De begrippen «ongehuwd» en «gehuwd» zijn gedefinieerd in artikel 1 van de AWBZ en artikel 1 van de Overgangswet verzorgingshuizen.
Het gaat om het inkomen van de ongehuwde verzekerde of het inkomen van de gehuwde verzekerde en zijn echtgenoot te zamen. Dat voor de vaststelling van de verschuldigde bijdrage uitgegaan kan worden van het inkomen van de gehuwde verzekerde en zijn echtgenoot te zamen, is in de Overgangswet verzorgingshuizen nadrukkelijk bepaald, niet alleen voor de verzorgingshuizen, maar door wijziging van artikel 6, derde lid, van de AWBZ, is dit uitgangspunt ook in de AWBZ geëxpliciteerd.
In het tweede lid is geregeld dat onder verzekerde in de zin van dit besluit ook de bewoner van een verzorgingshuis wordt begrepen om te voorkomen dat in diverse bepalingen steeds zowel verzekerde als bewoner moet worden vermeld.
In het onderhavige artikellid is geregeld dat voor de vaststelling en inning van de bijdrage ingevolge dit besluit de Ziekenfondsraad gelijk wordt gesteld met een uitvoeringsorgaan om te voorkomen dat in de diverse bepalingen steeds zowel uitvoeringsorgaan als Ziekenfondsraad moet worden vermeld.
In het eerste lid is geregeld dat de verzekerde van 18 jaar en ouder bijdraagt in de kosten van de zorg, verleend door een instelling of verzorgingshuis. Welke bijdrage dat is, is geregeld in artikel 4 en 14.
Ingevolge het tweede lid is de verzekerde bij tijdelijke afwezigheid de bijdrage verschuldigd zolang de zorgverlening niet is beëindigd. Het gaat hier om afwezigheid in verband met weekend- of vakantieverlof, proefverlof of onderbrekingen van het verblijf wegens ongeoorloofde afwezigheid, zoals bij ontsnapping uit tbs-instellingen of bij vertrek uit een psychiatrisch ziekenhuis zonder toestemming van de behandelend arts door een patiënt die daar verblijft op grond van een rechterlijke machtiging en dergelijke. In al deze situaties wordt de plaats van de verzekerde opengehouden en worden er dus kosten gemaakt ten laste van het Algemeen Fonds Bijzondere Ziektekosten. Indien de bewoner van een verzorgingshuis tijdelijk verblijft in bijvoorbeeld een ziekenhuis of een revalidatie-instelling is hij eveneens de bijdrage verschuldigd. Ook in die gevallen wordt immers zijn plaats in het verzorgingshuis opengehouden.

* **Opdracht A**
Geef uit de records ongewijzigd de regels weer vanaf de regel met "Annotate this image: element" tot en met de regel met "output-tab-label: 输出: <box>6 722 38 755</box>".

* **Te verwerken gegevens**
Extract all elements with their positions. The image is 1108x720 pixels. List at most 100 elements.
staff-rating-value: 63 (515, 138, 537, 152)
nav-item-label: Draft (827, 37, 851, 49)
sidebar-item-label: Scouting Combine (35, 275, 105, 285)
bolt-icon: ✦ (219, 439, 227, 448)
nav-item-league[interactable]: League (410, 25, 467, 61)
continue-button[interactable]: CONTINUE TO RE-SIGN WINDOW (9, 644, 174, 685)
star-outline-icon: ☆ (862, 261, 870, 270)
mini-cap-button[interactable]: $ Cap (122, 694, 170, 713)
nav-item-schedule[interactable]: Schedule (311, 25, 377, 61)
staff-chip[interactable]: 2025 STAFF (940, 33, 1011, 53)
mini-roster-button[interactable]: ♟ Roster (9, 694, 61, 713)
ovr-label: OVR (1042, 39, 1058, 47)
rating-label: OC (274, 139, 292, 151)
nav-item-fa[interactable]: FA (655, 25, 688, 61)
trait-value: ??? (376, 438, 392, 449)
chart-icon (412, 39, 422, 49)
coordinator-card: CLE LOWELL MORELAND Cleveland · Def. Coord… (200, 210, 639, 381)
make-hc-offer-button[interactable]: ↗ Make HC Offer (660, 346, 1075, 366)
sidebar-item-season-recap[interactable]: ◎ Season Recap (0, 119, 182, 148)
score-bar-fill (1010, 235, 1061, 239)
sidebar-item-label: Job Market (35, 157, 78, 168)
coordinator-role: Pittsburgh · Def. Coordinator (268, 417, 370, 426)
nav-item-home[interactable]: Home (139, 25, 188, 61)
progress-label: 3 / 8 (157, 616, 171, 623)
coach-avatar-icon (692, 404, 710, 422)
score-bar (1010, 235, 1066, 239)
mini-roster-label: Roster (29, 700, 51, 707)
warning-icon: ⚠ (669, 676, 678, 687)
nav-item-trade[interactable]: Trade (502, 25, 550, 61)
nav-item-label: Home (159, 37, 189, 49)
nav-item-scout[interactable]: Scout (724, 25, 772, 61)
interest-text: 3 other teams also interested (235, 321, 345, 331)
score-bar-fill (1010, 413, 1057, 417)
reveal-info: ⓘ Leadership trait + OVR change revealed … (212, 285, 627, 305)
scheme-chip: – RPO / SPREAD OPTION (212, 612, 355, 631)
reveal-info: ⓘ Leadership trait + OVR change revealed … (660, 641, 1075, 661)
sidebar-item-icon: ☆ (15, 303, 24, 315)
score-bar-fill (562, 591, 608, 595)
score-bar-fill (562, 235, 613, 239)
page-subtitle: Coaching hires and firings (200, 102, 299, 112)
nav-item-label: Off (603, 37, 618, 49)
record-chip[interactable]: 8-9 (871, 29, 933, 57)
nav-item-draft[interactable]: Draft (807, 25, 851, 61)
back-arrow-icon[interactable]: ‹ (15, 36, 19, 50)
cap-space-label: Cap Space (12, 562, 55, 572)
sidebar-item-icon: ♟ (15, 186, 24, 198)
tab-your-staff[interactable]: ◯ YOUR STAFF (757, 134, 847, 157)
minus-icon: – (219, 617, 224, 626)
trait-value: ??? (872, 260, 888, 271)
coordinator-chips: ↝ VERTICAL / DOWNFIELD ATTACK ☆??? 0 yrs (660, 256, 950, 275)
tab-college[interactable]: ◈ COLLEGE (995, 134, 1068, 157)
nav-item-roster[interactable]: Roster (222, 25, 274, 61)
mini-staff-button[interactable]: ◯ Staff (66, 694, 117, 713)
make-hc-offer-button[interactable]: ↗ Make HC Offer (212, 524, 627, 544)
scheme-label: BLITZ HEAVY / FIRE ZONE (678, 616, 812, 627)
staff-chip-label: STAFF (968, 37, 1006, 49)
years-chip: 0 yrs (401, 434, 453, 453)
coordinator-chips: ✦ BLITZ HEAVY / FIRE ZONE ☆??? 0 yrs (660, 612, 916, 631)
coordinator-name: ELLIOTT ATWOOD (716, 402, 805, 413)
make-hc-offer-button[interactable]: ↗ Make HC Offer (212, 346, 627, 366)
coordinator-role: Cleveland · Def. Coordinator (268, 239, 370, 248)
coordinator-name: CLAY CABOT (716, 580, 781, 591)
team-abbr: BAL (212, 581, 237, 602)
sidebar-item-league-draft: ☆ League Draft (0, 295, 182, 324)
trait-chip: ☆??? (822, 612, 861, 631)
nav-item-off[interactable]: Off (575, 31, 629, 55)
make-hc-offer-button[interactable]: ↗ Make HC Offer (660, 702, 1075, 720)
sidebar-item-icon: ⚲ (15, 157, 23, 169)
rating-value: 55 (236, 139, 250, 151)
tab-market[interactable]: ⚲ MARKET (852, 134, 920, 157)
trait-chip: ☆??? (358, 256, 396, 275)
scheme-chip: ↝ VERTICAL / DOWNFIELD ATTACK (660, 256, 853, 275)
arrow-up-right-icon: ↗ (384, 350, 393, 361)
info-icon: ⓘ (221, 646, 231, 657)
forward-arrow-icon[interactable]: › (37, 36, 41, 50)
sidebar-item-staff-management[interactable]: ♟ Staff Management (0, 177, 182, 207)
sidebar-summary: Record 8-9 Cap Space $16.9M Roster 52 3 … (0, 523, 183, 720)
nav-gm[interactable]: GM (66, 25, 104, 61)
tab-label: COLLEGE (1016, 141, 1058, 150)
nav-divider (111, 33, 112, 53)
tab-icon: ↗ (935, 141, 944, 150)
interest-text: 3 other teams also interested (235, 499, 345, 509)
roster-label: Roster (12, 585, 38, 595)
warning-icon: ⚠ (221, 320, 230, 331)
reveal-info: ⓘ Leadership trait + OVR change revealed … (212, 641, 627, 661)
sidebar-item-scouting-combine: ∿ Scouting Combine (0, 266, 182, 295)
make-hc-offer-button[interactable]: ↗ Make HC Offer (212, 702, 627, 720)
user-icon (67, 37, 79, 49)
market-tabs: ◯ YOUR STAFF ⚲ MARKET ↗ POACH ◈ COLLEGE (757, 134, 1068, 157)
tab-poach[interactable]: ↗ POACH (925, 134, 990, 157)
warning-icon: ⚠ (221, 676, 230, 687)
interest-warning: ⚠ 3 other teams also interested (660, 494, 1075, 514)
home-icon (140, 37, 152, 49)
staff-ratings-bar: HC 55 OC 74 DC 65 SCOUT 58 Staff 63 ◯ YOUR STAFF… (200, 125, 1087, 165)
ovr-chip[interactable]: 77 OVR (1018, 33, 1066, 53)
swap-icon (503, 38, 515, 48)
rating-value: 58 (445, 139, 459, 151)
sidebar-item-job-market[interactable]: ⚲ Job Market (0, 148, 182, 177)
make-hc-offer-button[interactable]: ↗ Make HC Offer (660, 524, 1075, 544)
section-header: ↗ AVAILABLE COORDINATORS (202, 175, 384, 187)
---
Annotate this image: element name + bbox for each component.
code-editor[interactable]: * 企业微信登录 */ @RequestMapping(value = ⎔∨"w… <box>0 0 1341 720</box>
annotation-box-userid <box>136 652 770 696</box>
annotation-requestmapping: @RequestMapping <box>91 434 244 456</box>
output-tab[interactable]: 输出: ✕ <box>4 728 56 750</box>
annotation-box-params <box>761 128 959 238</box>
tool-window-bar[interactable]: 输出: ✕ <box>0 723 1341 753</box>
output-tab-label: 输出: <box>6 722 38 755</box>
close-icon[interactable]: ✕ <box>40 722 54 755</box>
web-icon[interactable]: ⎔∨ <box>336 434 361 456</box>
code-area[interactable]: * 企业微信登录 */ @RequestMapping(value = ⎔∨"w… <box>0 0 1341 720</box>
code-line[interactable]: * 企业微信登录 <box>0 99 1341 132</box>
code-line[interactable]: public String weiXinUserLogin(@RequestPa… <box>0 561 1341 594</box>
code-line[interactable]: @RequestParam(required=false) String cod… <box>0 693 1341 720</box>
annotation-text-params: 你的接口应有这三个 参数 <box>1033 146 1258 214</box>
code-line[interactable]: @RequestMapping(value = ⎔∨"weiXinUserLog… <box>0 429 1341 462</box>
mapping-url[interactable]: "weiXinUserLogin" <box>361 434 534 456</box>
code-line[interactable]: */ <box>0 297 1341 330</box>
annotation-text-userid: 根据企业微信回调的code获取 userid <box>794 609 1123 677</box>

* **Opdracht B**
Geef uit de tekst over de AWBZ-bijdrage letterlijk het stuk terug dat begint bij de woorden "Het gaat om" en eindigt bij "bewoner moet worden vermeld.".

* **Uitgewerkt antwoord A**
Annotate this image: element name + bbox for each component.
code-editor[interactable]: * 企业微信登录 */ @RequestMapping(value = ⎔∨"w… <box>0 0 1341 720</box>
annotation-box-userid <box>136 652 770 696</box>
annotation-requestmapping: @RequestMapping <box>91 434 244 456</box>
output-tab[interactable]: 输出: ✕ <box>4 728 56 750</box>
annotation-box-params <box>761 128 959 238</box>
tool-window-bar[interactable]: 输出: ✕ <box>0 723 1341 753</box>
output-tab-label: 输出: <box>6 722 38 755</box>

* **Uitgewerkt antwoord B**
Het gaat om het inkomen van de ongehuwde verzekerde of het inkomen van de gehuwde verzekerde en zijn echtgenoot te zamen. Dat voor de vaststelling van de verschuldigde bijdrage uitgegaan kan worden van het inkomen van de gehuwde verzekerde en zijn echtgenoot te zamen, is in de Overgangswet verzorgingshuizen nadrukkelijk bepaald, niet alleen voor de verzorgingshuizen, maar door wijziging van artikel 6, derde lid, van de AWBZ, is dit uitgangspunt ook in de AWBZ geëxpliciteerd.
In het tweede lid is geregeld dat onder verzekerde in de zin van dit besluit ook de bewoner van een verzorgingshuis wordt begrepen om te voorkomen dat in diverse bepalingen steeds zowel verzekerde als bewoner moet worden vermeld.